• [Set task]:
Scan the listing below and copy every line holding "Shift".

• [Given information]:
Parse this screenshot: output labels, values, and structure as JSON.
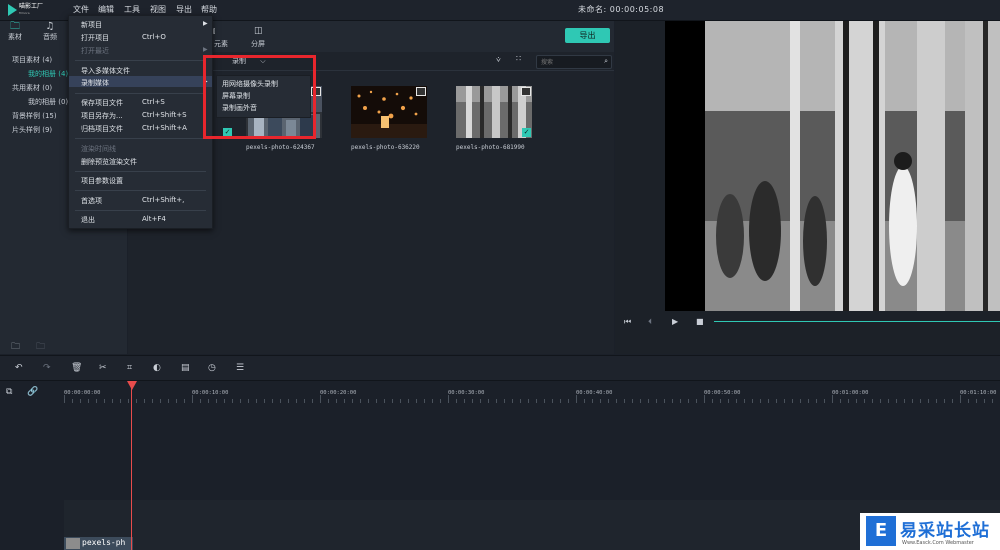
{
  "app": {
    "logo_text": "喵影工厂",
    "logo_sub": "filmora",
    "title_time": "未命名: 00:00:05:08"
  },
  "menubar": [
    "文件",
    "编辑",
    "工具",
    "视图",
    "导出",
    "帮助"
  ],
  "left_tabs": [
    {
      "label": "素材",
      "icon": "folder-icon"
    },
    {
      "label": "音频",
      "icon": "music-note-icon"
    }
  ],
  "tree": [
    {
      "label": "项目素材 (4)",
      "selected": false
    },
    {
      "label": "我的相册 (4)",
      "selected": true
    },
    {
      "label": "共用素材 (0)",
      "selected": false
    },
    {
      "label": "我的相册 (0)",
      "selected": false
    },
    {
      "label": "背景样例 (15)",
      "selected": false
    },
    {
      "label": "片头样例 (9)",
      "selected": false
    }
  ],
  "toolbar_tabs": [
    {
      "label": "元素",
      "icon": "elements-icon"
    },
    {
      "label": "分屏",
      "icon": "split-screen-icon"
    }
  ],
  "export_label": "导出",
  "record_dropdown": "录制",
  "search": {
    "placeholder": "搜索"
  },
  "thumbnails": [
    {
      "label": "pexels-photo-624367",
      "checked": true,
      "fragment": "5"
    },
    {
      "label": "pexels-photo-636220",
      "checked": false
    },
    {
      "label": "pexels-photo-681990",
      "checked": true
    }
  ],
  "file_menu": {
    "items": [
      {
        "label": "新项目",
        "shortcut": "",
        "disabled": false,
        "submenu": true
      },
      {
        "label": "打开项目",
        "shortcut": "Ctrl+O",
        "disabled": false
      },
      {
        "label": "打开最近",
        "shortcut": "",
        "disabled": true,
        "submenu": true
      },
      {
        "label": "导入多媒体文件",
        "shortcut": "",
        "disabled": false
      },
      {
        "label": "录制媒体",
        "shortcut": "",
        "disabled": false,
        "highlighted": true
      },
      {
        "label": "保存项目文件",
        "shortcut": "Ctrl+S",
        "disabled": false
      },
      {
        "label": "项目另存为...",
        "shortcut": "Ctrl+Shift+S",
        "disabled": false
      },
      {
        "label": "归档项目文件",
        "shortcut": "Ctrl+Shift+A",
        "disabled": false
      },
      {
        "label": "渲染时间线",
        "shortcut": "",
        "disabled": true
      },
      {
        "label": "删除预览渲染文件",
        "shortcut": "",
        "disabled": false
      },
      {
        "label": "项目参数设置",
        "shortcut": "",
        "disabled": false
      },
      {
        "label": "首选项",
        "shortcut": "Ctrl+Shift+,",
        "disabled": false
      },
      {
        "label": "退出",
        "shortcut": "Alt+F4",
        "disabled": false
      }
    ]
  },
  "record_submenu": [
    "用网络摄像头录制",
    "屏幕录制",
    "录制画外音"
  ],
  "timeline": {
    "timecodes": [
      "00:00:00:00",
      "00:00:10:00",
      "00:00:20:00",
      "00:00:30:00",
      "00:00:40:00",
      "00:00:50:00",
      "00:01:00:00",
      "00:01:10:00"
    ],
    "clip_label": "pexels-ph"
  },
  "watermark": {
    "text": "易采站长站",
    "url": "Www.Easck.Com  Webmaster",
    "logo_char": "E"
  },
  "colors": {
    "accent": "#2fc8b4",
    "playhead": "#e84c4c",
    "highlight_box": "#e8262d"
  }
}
---
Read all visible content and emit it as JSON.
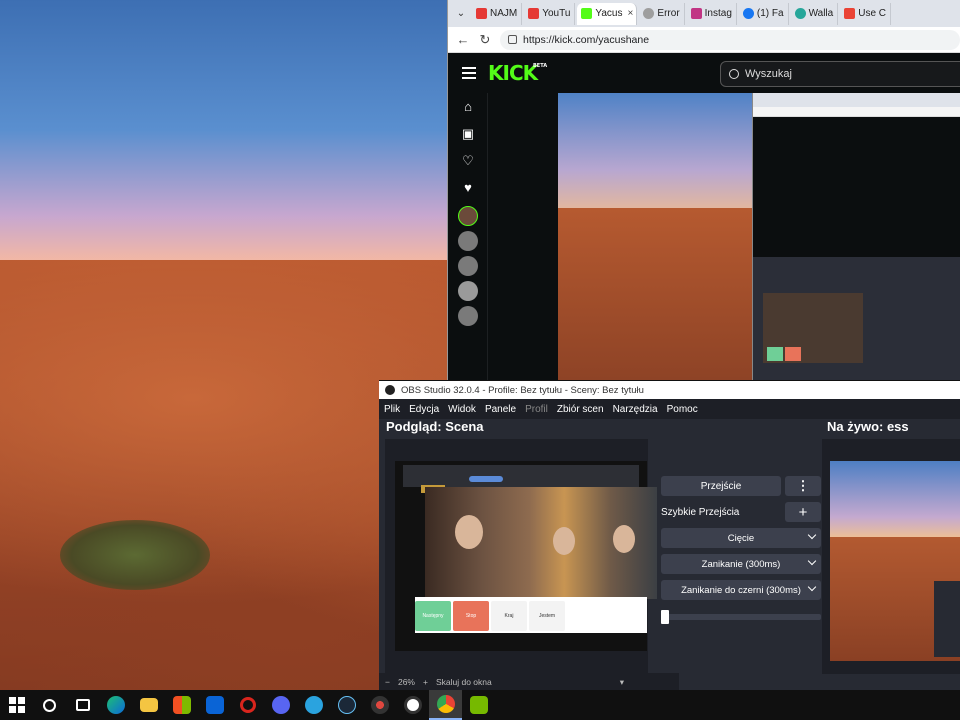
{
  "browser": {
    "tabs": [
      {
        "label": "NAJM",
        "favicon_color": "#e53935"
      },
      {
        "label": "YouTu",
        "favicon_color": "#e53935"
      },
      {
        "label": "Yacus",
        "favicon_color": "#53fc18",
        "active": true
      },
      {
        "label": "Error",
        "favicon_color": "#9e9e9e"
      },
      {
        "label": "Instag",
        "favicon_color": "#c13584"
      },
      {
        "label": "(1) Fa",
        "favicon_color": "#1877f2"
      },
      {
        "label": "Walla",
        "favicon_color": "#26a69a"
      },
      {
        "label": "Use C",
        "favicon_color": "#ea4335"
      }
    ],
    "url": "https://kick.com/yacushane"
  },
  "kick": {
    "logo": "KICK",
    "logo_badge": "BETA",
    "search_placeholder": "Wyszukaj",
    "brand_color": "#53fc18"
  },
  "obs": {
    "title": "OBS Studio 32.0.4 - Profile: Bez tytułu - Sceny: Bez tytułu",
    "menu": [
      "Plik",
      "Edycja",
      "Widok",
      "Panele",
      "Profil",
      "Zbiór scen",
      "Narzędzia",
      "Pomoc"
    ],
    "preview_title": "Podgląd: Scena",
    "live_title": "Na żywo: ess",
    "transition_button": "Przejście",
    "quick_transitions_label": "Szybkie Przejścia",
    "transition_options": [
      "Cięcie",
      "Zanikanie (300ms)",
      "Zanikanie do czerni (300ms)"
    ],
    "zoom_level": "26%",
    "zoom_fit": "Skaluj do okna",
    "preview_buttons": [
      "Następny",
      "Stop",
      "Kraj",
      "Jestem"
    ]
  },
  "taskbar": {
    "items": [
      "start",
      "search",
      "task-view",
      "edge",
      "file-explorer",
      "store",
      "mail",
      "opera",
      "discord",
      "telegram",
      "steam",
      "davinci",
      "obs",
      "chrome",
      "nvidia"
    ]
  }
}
--
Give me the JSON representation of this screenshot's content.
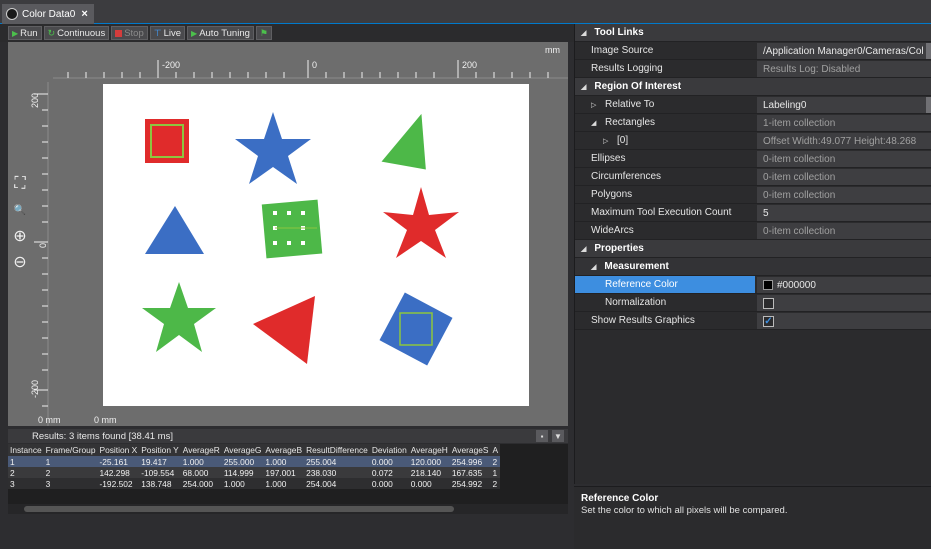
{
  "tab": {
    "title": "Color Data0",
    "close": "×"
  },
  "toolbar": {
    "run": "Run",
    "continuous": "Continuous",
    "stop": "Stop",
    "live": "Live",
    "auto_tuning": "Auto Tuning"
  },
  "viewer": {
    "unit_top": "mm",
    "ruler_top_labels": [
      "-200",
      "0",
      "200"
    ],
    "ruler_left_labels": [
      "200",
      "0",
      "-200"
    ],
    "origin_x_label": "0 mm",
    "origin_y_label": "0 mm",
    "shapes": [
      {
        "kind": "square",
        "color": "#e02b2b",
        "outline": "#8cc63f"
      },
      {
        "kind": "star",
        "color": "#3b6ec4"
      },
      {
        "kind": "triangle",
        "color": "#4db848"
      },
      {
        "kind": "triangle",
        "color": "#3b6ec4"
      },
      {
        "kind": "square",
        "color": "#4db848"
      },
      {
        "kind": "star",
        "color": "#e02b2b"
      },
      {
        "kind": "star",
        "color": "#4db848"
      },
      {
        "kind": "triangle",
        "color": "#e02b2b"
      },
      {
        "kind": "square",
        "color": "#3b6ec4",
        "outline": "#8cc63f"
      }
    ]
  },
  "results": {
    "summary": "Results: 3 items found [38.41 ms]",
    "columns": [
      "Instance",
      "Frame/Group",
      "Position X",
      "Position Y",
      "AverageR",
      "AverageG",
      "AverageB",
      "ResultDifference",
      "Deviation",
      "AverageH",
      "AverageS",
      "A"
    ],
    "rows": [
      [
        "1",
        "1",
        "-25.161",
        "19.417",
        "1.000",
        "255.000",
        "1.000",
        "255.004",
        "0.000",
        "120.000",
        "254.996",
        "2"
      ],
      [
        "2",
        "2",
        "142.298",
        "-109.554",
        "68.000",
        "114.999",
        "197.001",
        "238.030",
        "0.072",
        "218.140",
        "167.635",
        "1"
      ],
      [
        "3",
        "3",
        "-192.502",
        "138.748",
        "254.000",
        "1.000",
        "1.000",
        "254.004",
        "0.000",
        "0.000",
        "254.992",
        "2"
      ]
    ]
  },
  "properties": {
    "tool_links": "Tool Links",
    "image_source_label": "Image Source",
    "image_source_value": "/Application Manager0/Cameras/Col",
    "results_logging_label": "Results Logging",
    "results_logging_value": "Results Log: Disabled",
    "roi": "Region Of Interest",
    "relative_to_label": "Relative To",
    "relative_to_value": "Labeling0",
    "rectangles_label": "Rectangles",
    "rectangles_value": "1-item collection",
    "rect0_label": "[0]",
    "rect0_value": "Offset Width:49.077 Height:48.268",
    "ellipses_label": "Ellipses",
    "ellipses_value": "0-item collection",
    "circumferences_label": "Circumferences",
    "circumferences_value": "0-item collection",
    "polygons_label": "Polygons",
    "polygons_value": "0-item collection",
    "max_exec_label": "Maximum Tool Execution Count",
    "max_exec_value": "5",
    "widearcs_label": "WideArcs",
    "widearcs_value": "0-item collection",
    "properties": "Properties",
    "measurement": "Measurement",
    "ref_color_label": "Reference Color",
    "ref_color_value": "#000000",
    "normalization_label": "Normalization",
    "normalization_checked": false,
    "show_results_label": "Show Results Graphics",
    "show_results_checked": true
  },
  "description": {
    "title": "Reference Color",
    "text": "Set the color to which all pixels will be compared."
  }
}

• [Output]:
        "shortcut": "Ctrl+Shift+S",
        "shortcut": "Ctrl+Shift+A",
        "shortcut": "Ctrl+Shift+,",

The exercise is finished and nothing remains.